● **Reading passage**
January 2017: Speaking about searching European data and documents at NODA2017 in Odense/Denmark.

December 2016: Reuters Institute in Oxford held a seminar on investigative and collaborative journalism in Oxford where I had the pleasure to participate. Great colleagues, important considerations. Very interesting to follow how cross-border and other collaborative forms of journalism are picked up by broader groups now: media, journalists and indeed scholars.

November 2016: In Gothenburg/Sweden to teach cross-border collaborative journalism to the first dedicated Master class focusing on investigative/data/cross-border journalism (that I’m aware of in Europe). Pleasure to meet committed and excellent teachers and students!

November 2016: Member of the FUJ-jury finding this year’s nominees and winners of the awards for excellent investigative journalism in Denmark. What a lot of splendid work, long discussions in the jury.

October 2016:
Happy  and proud to have been part of the jury (along with Helena Bengtsson from the Guardian and Nils Mulvad from Kaas & Mulvad)  and to hand over the first Norwegian data journalism award to Nedlasterne – tracing users of child pornography via open channels. Also at Data-SKUP, the Norwegian annual data journalism conference in Oslo speaking about finding European data.

● **Exercise**
Extend the dated list of journalism engagements with further entries, picking up after its October 2016 item. The material that comes next plays no part in this work.

● **Data records**
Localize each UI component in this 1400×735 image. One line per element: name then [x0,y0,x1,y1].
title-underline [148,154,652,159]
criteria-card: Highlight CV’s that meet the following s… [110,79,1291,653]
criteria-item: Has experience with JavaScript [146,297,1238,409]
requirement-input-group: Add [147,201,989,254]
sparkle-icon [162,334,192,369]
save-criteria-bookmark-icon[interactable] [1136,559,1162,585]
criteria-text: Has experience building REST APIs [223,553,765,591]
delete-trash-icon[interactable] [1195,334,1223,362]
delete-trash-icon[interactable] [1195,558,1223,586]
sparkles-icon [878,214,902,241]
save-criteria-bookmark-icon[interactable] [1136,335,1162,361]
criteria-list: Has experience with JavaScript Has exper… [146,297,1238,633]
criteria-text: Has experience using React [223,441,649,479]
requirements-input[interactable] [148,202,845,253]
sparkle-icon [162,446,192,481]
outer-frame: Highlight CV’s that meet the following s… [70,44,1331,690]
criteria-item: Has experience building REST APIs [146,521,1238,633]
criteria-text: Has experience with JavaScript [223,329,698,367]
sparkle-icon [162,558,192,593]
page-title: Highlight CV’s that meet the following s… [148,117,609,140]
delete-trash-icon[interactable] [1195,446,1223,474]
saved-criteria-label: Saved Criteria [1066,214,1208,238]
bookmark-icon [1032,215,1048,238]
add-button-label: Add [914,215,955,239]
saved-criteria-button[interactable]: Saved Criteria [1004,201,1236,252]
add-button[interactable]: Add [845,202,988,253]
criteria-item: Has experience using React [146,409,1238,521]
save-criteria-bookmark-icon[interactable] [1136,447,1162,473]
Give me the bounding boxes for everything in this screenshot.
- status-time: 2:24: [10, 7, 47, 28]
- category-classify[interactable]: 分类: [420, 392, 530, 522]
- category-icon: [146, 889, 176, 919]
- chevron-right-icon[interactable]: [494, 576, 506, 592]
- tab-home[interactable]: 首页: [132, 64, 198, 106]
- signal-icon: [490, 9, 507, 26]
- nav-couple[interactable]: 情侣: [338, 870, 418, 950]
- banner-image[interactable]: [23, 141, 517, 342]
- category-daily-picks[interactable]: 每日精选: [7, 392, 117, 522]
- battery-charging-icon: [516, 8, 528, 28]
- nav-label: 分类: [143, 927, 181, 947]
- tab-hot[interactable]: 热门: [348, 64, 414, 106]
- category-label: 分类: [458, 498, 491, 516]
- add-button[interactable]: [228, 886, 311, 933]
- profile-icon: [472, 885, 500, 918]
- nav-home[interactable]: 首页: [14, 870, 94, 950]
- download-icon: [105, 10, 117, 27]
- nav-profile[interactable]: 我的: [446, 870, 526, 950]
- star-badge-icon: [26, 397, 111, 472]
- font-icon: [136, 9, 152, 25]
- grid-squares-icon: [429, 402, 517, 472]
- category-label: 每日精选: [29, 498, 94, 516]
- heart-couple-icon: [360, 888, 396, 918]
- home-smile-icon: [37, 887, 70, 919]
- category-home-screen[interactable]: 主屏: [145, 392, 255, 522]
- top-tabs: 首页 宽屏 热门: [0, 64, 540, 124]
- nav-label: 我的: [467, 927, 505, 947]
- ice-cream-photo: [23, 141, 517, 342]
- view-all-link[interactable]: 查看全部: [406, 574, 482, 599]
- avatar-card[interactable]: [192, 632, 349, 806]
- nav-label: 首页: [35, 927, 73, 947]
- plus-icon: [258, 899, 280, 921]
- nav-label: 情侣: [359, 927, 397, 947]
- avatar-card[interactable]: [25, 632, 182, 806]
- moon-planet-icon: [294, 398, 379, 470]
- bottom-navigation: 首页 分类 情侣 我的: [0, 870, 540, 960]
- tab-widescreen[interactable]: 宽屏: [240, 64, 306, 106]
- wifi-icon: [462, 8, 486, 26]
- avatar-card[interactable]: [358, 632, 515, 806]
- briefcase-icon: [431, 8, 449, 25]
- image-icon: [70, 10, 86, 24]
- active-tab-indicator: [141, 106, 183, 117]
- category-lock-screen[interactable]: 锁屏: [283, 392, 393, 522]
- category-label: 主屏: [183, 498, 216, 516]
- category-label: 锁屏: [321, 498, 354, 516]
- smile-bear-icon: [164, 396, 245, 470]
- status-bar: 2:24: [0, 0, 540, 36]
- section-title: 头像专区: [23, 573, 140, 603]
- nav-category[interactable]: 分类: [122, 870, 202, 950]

● **Expected output**
September 2016: Cross-border journalism method taught to the next generation. My practitioner’s contribution article about the work process of cross-border journalism in the Applied Journalism and Media Studies journal on the reading list of Columbia University course.

September 2016: Journalism in crisis? Media in crisis? Europe in a crisis? Speaking about the future of journalism in Europe at the Athens Democracy Forum of the New York Times. With inspiring and visionary colleagues: Mathias Müller von Blumencron of Frankfurter Allgemeine Zeitung, Serge Schmemann of the New York Times, Simon Wilson of the BBC and Pavlos Tsimas of Huffington Post and others. Thanks for great organisation by Hostwriter and OikoMedia!! Event summarised in Greek by News 247, event streamed by blodgr. After the event into the city for very optimistic talks with Athens start-up journalism projects.

June 2016: European Investigative Journalism Conference & Dataharvest gathers 300+ journalists, coders and other guests in the charming town of Mechelen/Belgium to do, share and learn about crossborder collaborative journalism. Sum-ups, hand-outs, presentations etc under preparation on the previous editions website, until then see Twitter #EIJC16 or Twitter #dataharvest. Thanks to fab colleagues, speakers and participants for making this conference so special. For networking use the mailinglist. And see you next year May 18th-21st 2017 for the next edition!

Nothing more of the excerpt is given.